Exercise aim
Present every line in which the string "subtitle" appears.

** start Data for processing **

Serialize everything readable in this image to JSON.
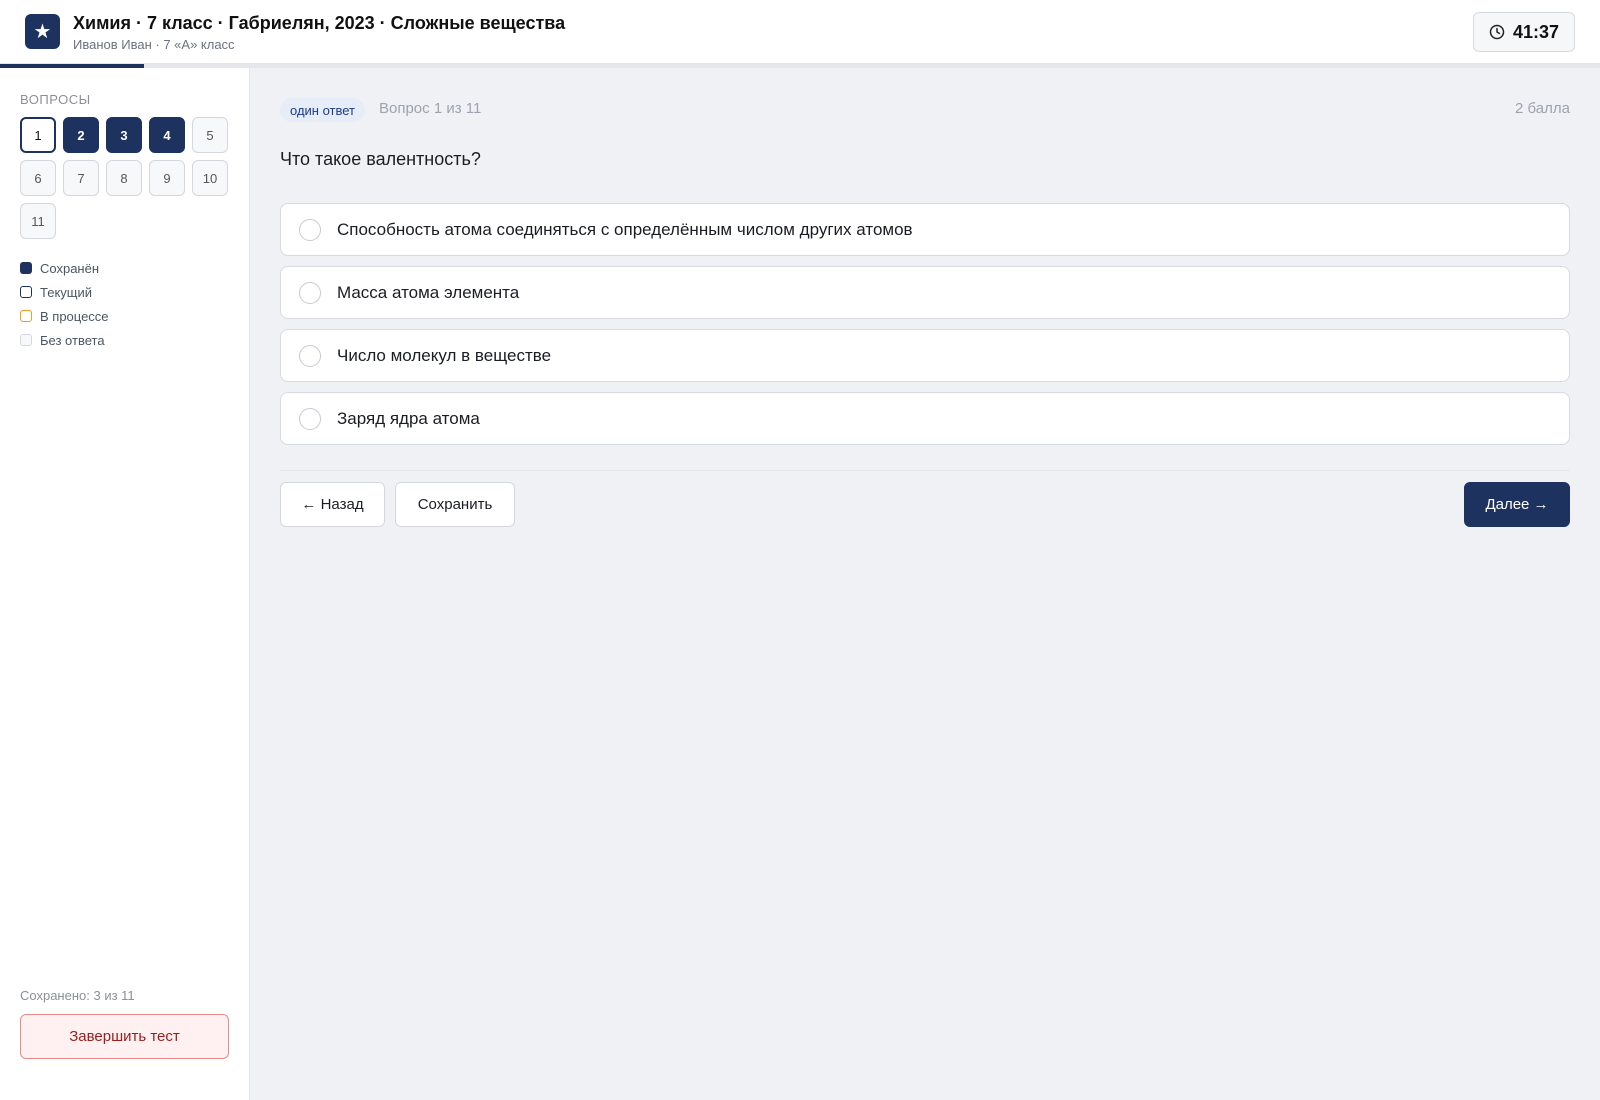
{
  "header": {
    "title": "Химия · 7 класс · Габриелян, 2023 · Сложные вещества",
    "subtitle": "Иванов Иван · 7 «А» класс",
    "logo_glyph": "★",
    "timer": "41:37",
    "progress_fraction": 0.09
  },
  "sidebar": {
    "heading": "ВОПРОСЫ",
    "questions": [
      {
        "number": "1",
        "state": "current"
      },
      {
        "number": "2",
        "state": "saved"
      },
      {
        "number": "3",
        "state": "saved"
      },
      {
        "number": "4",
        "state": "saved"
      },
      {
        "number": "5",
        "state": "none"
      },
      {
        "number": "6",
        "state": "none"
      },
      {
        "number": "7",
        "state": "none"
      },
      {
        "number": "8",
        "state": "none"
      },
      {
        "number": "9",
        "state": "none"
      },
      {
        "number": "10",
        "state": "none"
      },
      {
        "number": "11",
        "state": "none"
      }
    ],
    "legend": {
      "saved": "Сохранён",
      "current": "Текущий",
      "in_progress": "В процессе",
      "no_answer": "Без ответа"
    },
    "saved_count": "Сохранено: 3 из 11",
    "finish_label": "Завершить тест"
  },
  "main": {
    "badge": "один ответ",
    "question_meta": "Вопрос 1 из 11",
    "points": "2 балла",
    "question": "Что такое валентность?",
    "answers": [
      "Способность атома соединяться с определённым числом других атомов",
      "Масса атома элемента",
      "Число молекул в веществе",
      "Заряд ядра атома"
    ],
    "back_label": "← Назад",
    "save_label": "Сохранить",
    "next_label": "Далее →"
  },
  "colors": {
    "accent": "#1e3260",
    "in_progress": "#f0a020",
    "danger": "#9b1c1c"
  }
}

** end Data for processing **
** start Data for processing **

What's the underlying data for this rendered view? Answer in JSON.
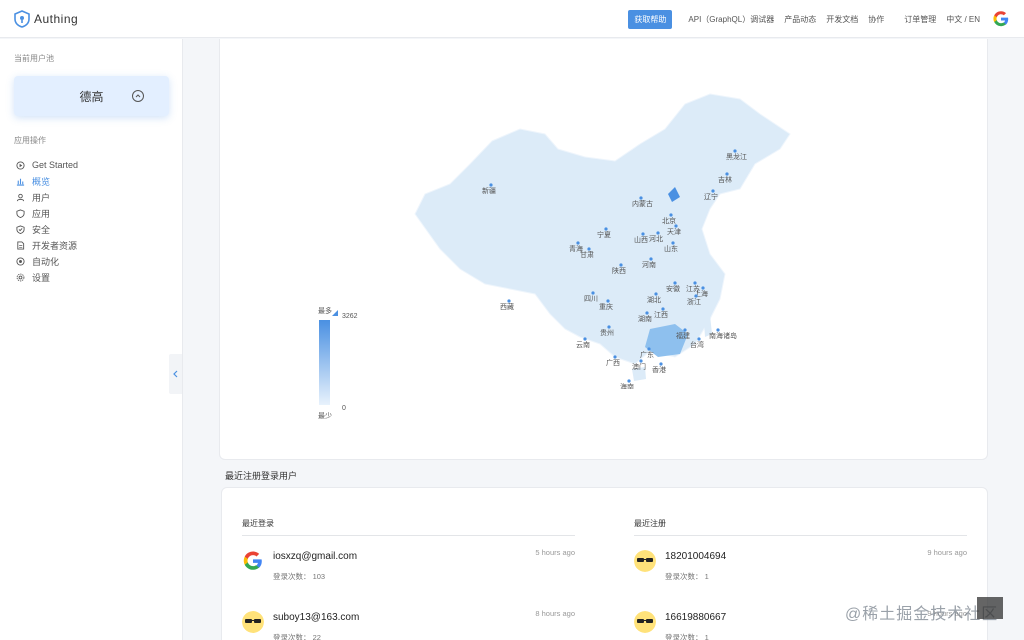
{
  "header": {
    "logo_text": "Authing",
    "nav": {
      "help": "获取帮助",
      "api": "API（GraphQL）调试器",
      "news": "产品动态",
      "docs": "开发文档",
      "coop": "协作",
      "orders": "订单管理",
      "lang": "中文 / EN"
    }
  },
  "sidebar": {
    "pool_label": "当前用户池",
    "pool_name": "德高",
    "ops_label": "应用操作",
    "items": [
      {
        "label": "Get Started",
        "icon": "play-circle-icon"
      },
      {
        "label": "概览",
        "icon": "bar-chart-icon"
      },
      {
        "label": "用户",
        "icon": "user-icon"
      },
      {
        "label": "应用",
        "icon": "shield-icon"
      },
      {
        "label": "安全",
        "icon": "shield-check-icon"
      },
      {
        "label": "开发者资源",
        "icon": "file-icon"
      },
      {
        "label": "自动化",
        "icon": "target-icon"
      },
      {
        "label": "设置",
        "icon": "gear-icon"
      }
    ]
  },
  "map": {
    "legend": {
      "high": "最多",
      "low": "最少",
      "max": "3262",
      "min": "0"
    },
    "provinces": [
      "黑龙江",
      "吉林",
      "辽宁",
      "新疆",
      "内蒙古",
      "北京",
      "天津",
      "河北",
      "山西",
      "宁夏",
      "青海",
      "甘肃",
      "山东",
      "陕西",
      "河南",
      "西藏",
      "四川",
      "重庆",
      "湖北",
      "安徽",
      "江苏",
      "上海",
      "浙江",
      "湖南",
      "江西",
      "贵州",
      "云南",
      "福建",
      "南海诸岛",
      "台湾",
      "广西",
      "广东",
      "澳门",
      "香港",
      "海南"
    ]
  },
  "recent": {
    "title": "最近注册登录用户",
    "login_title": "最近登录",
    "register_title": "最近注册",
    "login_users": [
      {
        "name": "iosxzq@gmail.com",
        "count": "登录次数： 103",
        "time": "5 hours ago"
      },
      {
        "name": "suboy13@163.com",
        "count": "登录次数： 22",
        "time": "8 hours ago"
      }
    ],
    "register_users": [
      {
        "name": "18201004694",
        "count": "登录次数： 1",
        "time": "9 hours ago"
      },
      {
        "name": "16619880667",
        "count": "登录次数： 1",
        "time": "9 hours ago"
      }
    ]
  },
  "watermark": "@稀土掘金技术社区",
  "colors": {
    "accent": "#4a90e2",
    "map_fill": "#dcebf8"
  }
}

** end Data for processing **
** start Data for processing **

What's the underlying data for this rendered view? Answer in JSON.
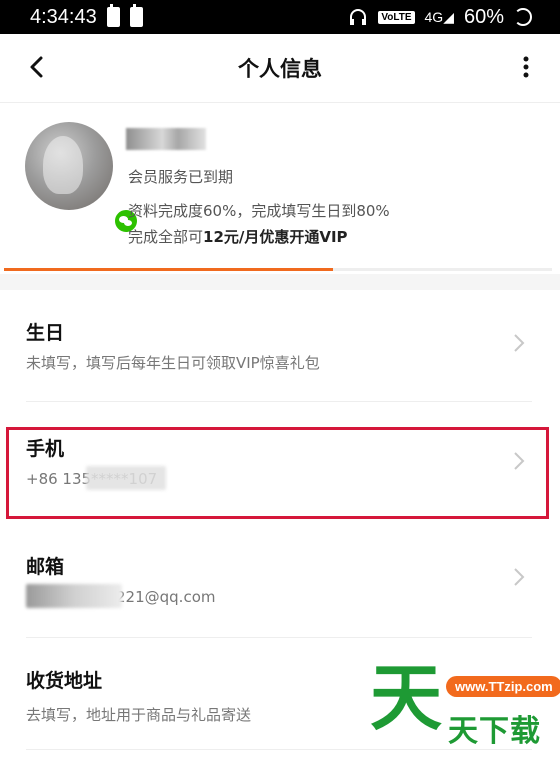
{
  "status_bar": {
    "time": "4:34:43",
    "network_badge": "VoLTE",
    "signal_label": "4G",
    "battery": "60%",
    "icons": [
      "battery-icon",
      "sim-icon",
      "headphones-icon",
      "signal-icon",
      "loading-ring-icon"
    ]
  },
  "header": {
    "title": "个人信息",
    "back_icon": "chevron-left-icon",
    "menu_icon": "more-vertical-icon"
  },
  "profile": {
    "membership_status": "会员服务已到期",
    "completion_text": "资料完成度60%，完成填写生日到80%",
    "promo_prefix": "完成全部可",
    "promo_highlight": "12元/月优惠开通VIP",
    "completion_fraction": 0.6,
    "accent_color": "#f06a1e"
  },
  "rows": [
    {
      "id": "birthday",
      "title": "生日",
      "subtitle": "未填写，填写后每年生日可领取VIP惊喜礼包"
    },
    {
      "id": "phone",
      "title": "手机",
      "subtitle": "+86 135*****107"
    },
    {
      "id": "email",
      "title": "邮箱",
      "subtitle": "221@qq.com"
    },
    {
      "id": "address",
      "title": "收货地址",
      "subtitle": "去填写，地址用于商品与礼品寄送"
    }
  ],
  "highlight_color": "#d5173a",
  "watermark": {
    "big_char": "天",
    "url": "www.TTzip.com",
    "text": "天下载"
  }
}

** end Data for processing **

Completed exercise
    "subtitle": "Иванов Иван · 7 «А» класс",
      "subtitle": "未填写，填写后每年生日可领取VIP惊喜礼包"
      "subtitle": "+86 135*****107"
      "subtitle": "221@qq.com"
      "subtitle": "去填写，地址用于商品与礼品寄送"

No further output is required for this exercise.